* The task *
Pull out every line in the data that has the string "Open" in it.

* Material *
★ ★ ★ ★

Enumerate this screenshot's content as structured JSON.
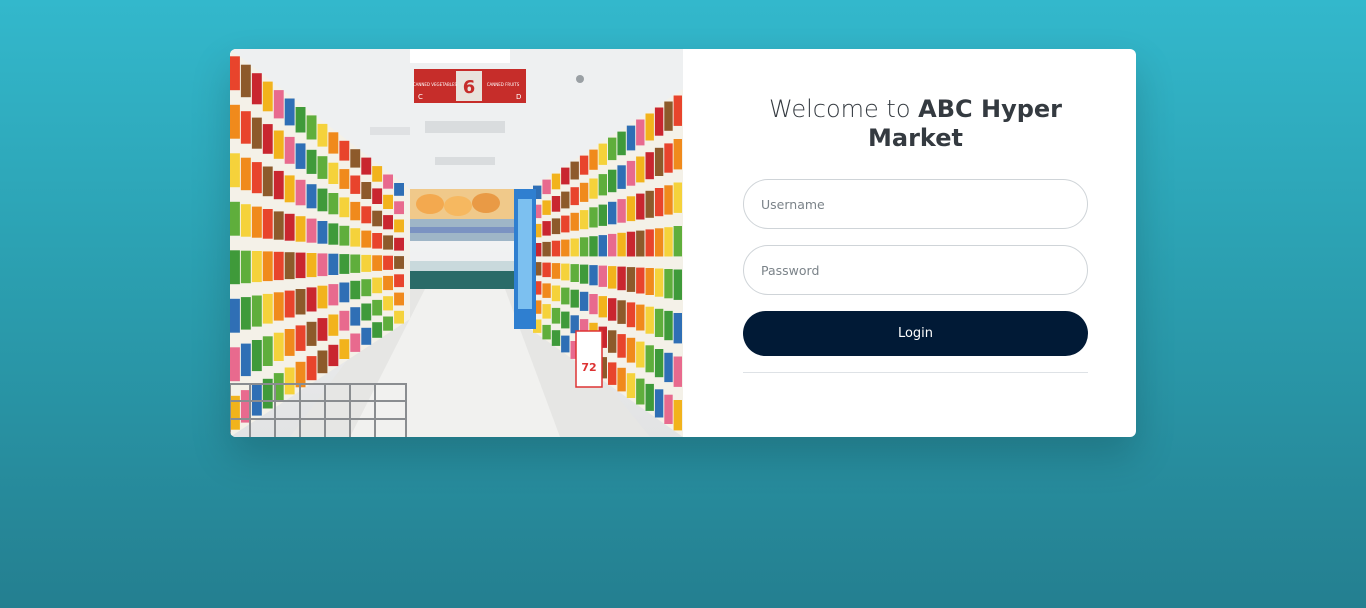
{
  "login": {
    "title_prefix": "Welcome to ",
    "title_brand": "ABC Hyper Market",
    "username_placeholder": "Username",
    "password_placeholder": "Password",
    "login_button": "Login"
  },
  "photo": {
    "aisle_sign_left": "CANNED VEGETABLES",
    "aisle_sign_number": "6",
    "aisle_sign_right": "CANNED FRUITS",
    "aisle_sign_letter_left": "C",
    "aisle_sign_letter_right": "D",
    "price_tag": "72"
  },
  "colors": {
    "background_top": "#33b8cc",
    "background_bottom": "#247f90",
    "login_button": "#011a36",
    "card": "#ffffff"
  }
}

★ ★ ★ ★

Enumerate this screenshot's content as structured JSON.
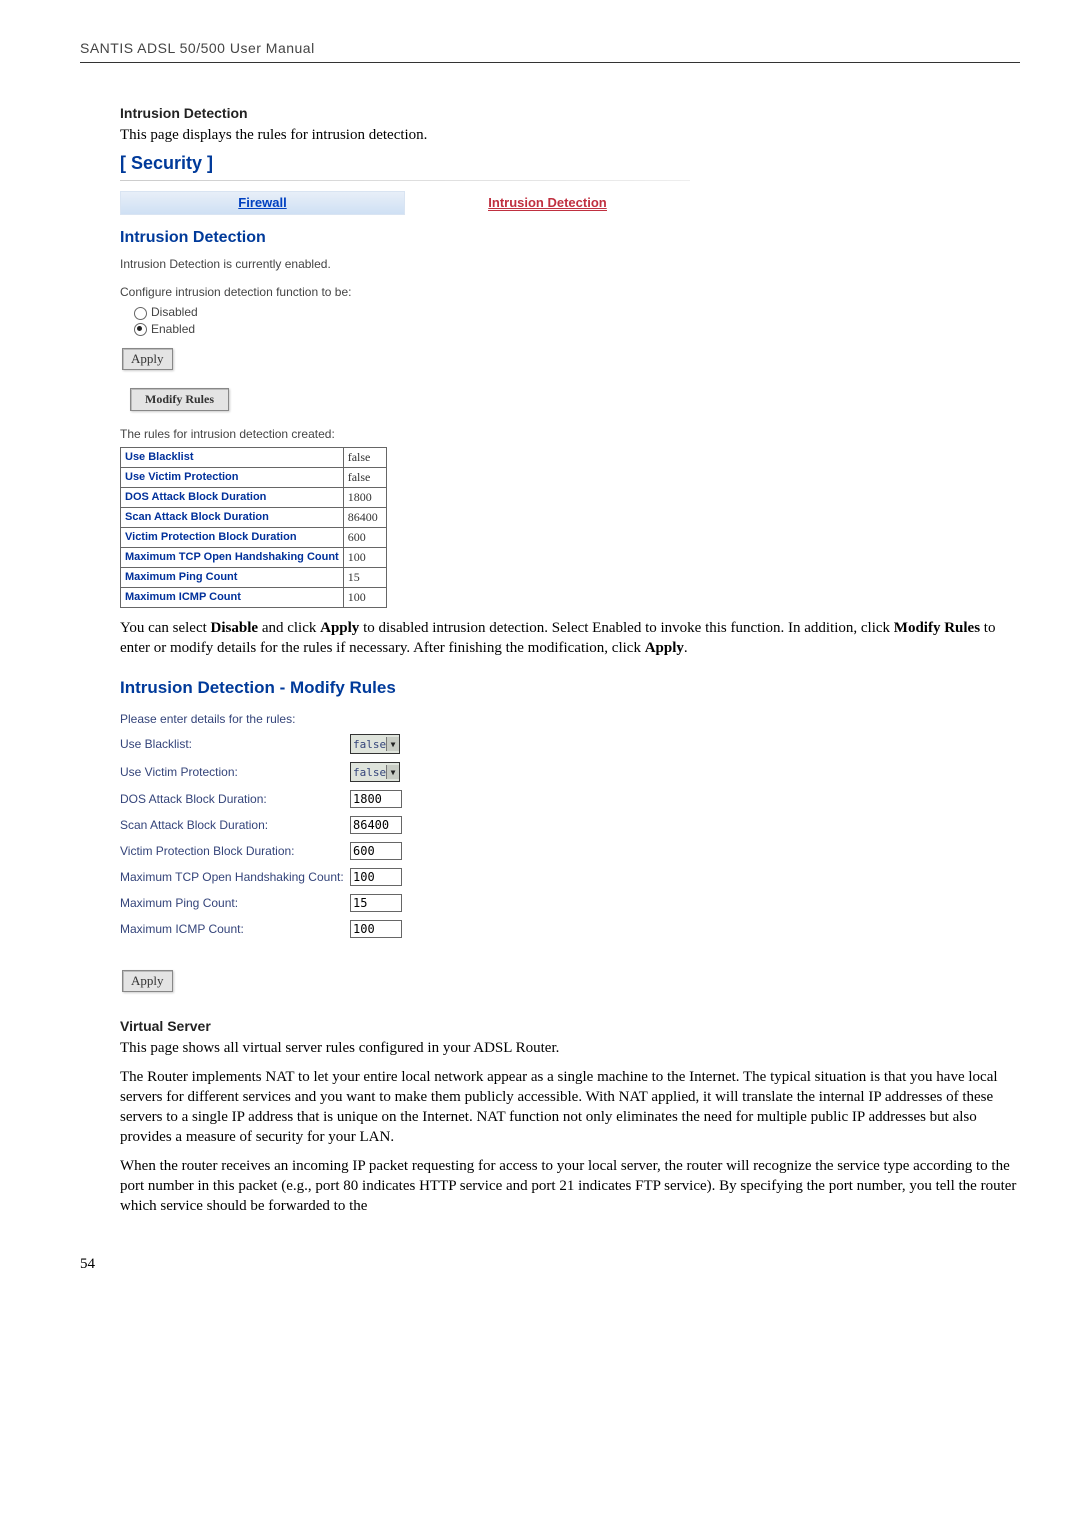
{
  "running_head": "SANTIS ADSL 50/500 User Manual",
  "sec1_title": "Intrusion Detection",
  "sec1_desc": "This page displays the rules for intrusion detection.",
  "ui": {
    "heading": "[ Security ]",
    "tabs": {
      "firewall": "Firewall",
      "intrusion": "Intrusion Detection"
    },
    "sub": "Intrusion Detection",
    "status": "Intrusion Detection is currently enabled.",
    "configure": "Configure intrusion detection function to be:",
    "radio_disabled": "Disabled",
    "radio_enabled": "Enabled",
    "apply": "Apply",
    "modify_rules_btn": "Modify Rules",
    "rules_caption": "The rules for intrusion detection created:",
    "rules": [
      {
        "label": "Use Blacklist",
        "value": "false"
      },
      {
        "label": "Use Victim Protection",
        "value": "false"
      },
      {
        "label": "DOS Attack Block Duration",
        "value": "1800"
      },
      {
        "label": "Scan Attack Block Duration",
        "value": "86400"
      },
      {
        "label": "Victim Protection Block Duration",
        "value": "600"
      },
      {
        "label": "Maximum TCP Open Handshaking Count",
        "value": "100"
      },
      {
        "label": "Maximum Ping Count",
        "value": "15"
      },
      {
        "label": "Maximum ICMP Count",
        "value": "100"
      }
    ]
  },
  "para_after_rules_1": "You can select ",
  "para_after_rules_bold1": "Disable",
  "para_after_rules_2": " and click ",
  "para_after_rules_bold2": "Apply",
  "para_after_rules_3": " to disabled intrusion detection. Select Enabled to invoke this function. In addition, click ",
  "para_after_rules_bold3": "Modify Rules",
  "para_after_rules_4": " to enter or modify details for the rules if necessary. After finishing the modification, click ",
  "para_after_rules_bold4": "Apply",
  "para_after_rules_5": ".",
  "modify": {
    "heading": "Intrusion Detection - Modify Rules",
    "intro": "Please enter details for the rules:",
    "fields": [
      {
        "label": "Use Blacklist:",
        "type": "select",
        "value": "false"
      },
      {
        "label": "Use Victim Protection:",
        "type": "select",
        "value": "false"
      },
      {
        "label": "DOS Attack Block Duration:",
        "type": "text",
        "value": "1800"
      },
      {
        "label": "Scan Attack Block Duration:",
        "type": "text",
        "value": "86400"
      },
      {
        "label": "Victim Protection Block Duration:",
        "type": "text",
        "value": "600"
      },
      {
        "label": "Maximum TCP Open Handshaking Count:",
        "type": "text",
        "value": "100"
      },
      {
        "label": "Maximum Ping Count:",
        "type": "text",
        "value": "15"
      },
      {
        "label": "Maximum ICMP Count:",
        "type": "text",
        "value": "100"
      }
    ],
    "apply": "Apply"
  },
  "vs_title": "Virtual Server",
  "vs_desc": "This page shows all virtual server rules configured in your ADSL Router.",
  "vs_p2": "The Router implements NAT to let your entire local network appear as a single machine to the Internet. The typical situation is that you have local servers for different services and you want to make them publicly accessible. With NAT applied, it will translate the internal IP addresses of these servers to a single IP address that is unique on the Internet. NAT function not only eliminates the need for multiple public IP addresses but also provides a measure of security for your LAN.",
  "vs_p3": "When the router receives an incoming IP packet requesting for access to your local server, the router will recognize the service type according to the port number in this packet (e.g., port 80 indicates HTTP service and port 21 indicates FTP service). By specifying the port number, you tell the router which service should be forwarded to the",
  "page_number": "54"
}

★ ★ ★ ★

* Complete output *
        "label": "Maximum TCP Open Handshaking Count",
        "label": "Maximum TCP Open Handshaking Count:",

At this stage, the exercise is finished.